[BEGIN Data supplied]

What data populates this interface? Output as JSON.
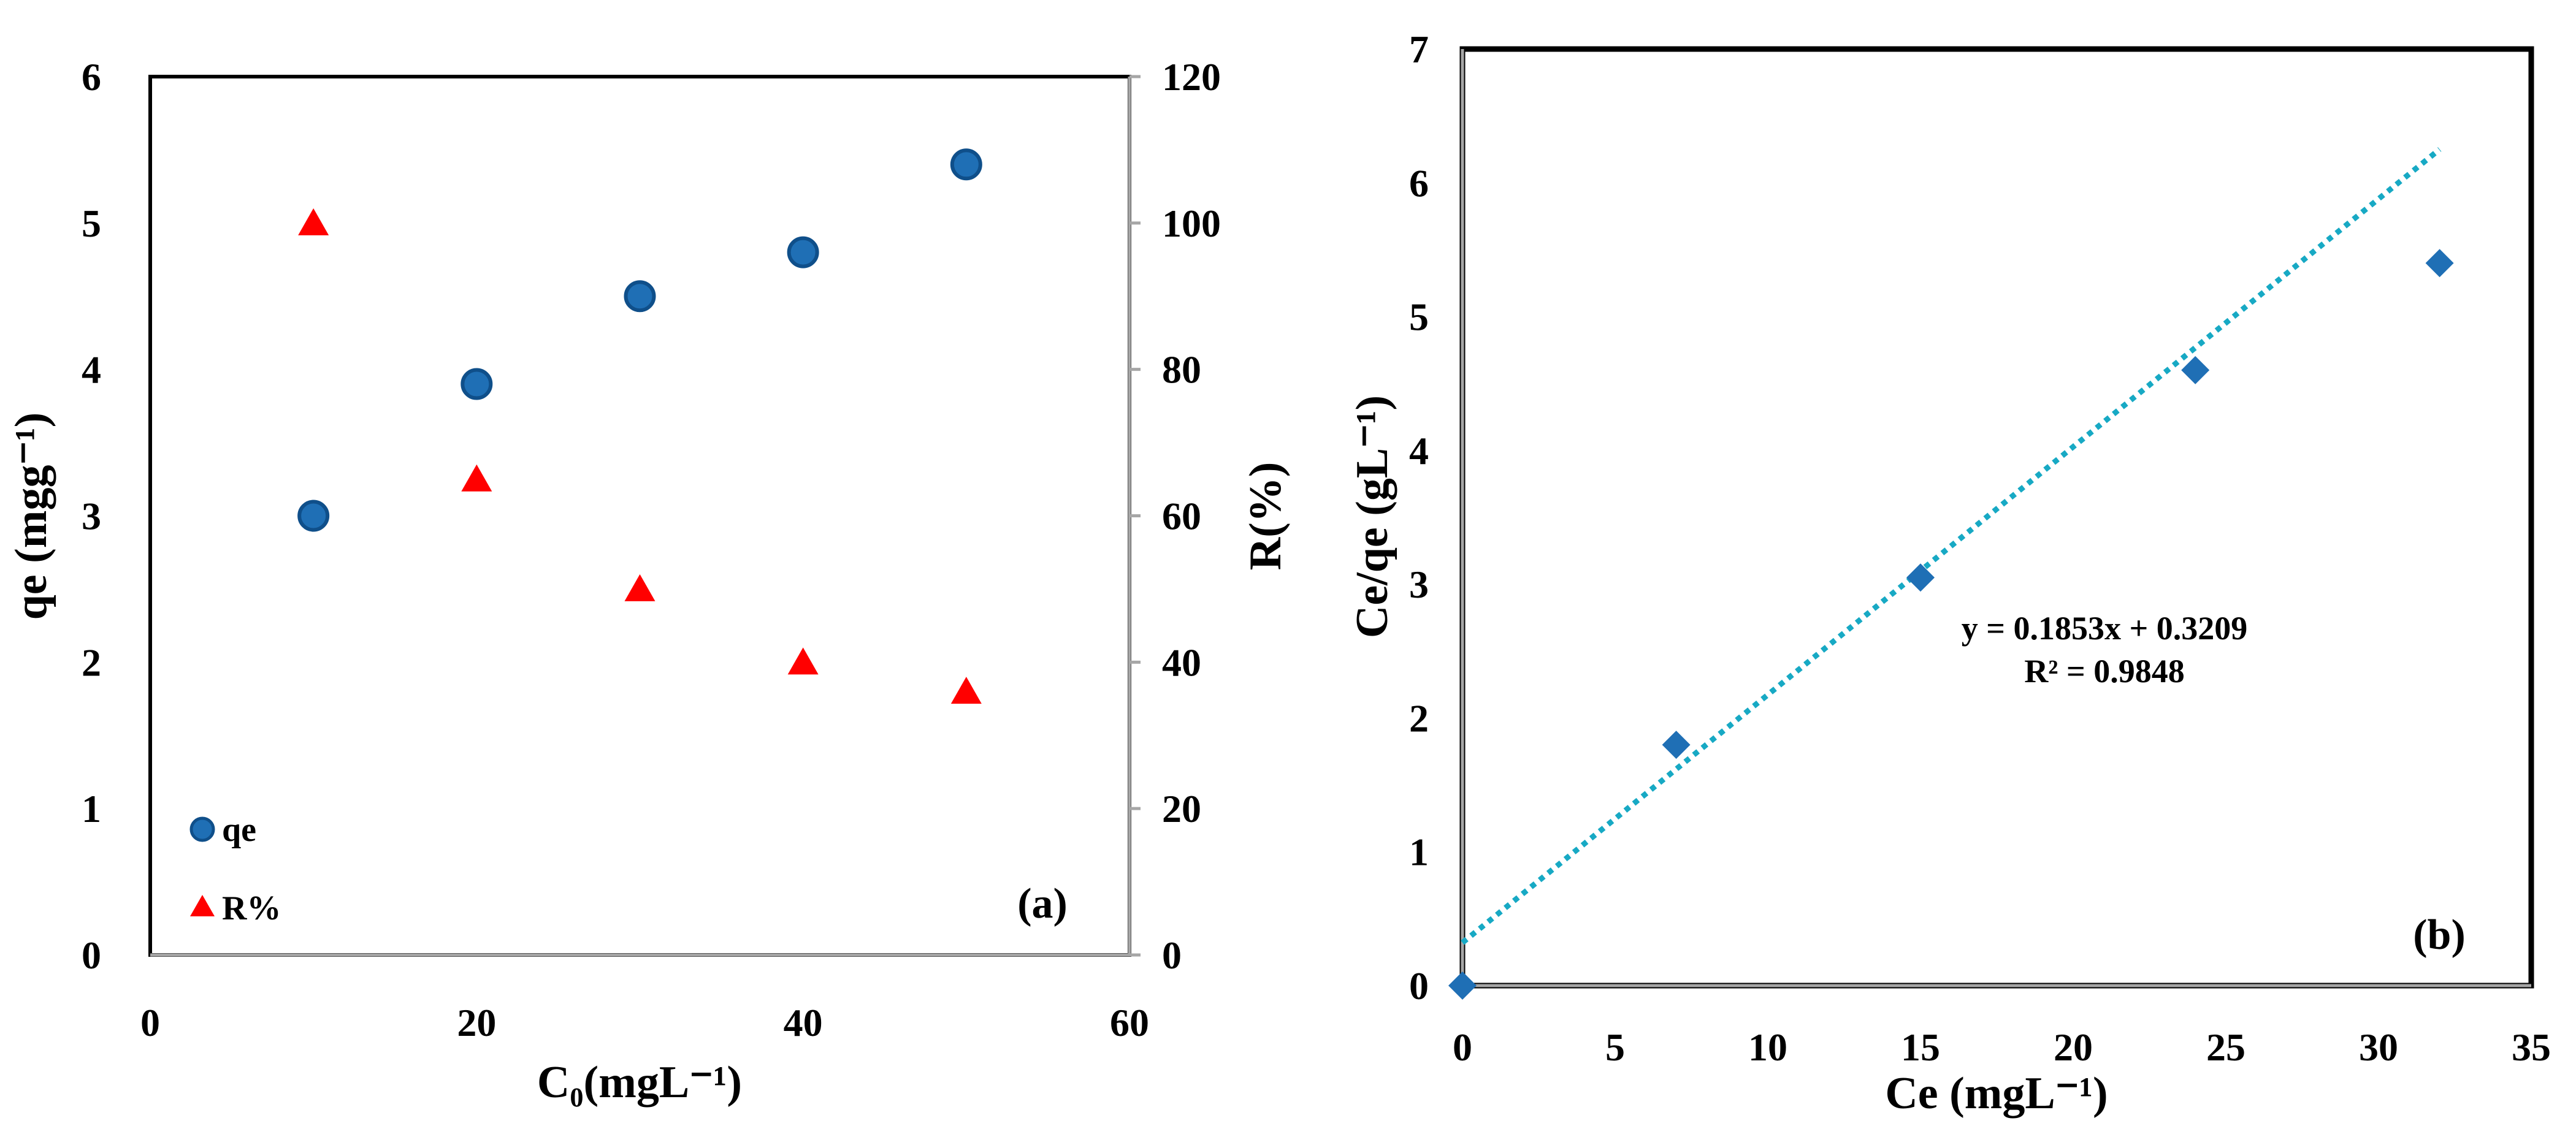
{
  "chart_data": [
    {
      "type": "scatter",
      "panel_label": "(a)",
      "xlabel": "C₀(mgL⁻¹)",
      "ylabel": "qe (mgg⁻¹)",
      "y2label": "R(%)",
      "xlim": [
        0,
        60
      ],
      "ylim": [
        0,
        6
      ],
      "y2lim": [
        0,
        120
      ],
      "x_ticks": [
        "0",
        "20",
        "40",
        "60"
      ],
      "y_ticks": [
        "0",
        "1",
        "2",
        "3",
        "4",
        "5",
        "6"
      ],
      "y2_ticks": [
        "0",
        "20",
        "40",
        "60",
        "80",
        "100",
        "120"
      ],
      "legend_position": "bottom-left",
      "grid": false,
      "series": [
        {
          "name": "qe",
          "axis": "left",
          "marker": "circle",
          "color": "#1f6fb5",
          "x": [
            10,
            20,
            30,
            40,
            50
          ],
          "y": [
            3.0,
            3.9,
            4.5,
            4.8,
            5.4
          ]
        },
        {
          "name": "R%",
          "axis": "right",
          "marker": "triangle",
          "color": "#ff0000",
          "x": [
            10,
            20,
            30,
            40,
            50
          ],
          "y": [
            100,
            65,
            50,
            40,
            36
          ]
        }
      ]
    },
    {
      "type": "scatter",
      "panel_label": "(b)",
      "xlabel": "Ce (mgL⁻¹)",
      "ylabel": "Ce/qe (gL⁻¹)",
      "xlim": [
        0,
        35
      ],
      "ylim": [
        0,
        7
      ],
      "x_ticks": [
        "0",
        "5",
        "10",
        "15",
        "20",
        "25",
        "30",
        "35"
      ],
      "y_ticks": [
        "0",
        "1",
        "2",
        "3",
        "4",
        "5",
        "6",
        "7"
      ],
      "grid": false,
      "series": [
        {
          "marker": "diamond",
          "color": "#1f6fb5",
          "x": [
            0,
            7,
            15,
            24,
            32
          ],
          "y": [
            0,
            1.8,
            3.05,
            4.6,
            5.4
          ]
        }
      ],
      "trendline": {
        "slope": 0.1853,
        "intercept": 0.3209,
        "x_range": [
          0,
          32
        ],
        "color": "#17a9c4",
        "equation": "y = 0.1853x + 0.3209",
        "r2": "R² = 0.9848"
      }
    }
  ],
  "colors": {
    "frame": "#000000",
    "axis_gray": "#a6a6a6"
  }
}
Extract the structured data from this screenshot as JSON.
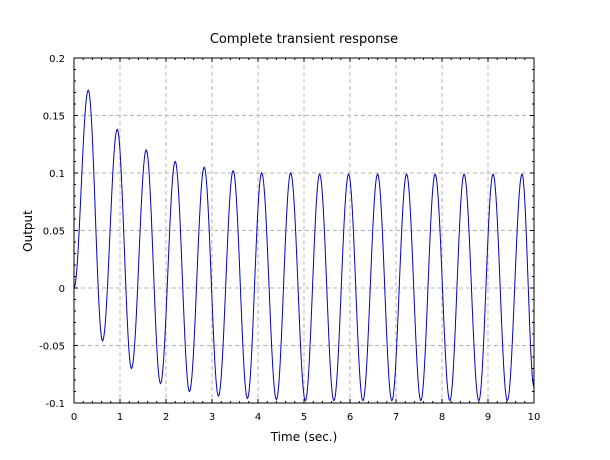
{
  "chart_data": {
    "type": "line",
    "title": "Complete transient response",
    "xlabel": "Time (sec.)",
    "ylabel": "Output",
    "xlim": [
      0,
      10
    ],
    "ylim": [
      -0.1,
      0.2
    ],
    "xticks": [
      "0",
      "1",
      "2",
      "3",
      "4",
      "5",
      "6",
      "7",
      "8",
      "9",
      "10"
    ],
    "yticks": [
      "-0.1",
      "-0.05",
      "0",
      "0.05",
      "0.1",
      "0.15",
      "0.2"
    ],
    "grid": true,
    "series_color": "#0000cc",
    "series": [
      {
        "x": [
          0,
          0.31,
          0.62,
          0.94,
          1.25,
          1.57,
          1.88,
          2.2,
          2.51,
          2.83,
          3.14,
          3.46,
          3.77,
          4.08,
          4.4,
          4.71,
          5.03,
          5.34,
          5.65,
          5.97,
          6.28,
          6.6,
          6.91,
          7.23,
          7.54,
          7.85,
          8.17,
          8.48,
          8.8,
          9.11,
          9.42,
          9.74,
          10
        ],
        "y": [
          0,
          0.172,
          -0.046,
          0.138,
          -0.07,
          0.12,
          -0.083,
          0.11,
          -0.09,
          0.105,
          -0.094,
          0.102,
          -0.096,
          0.1,
          -0.097,
          0.1,
          -0.098,
          0.099,
          -0.098,
          0.099,
          -0.098,
          0.099,
          -0.098,
          0.099,
          -0.098,
          0.099,
          -0.098,
          0.099,
          -0.098,
          0.099,
          -0.098,
          0.099,
          -0.086
        ]
      }
    ]
  }
}
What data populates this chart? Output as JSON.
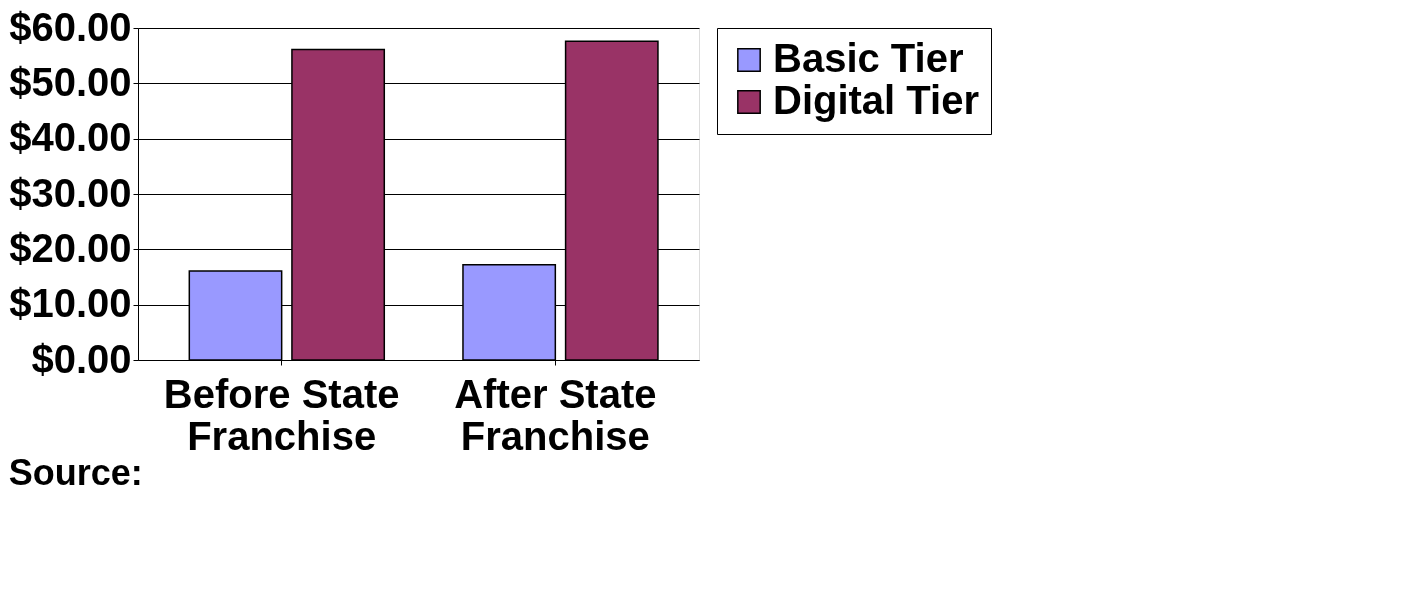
{
  "chart_data": {
    "type": "bar",
    "categories": [
      "Before State Franchise",
      "After State Franchise"
    ],
    "series": [
      {
        "name": "Basic Tier",
        "color": "#9999ff",
        "values": [
          16.1,
          17.2
        ]
      },
      {
        "name": "Digital Tier",
        "color": "#993366",
        "values": [
          56.1,
          57.6
        ]
      }
    ],
    "ylim": [
      0,
      60
    ],
    "yticks": [
      {
        "value": 0,
        "label": "$0.00"
      },
      {
        "value": 10,
        "label": "$10.00"
      },
      {
        "value": 20,
        "label": "$20.00"
      },
      {
        "value": 30,
        "label": "$30.00"
      },
      {
        "value": 40,
        "label": "$40.00"
      },
      {
        "value": 50,
        "label": "$50.00"
      },
      {
        "value": 60,
        "label": "$60.00"
      }
    ],
    "grid": "y",
    "legend": "right",
    "annotations": [
      "Source:"
    ]
  }
}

[END Data supplied]

Using the data above, copy each line that contains "ylabel".

      "ylabel": "qe (mgg⁻¹)",
      "ylabel": "Ce/qe (gL⁻¹)",
    "ylabel": "Output",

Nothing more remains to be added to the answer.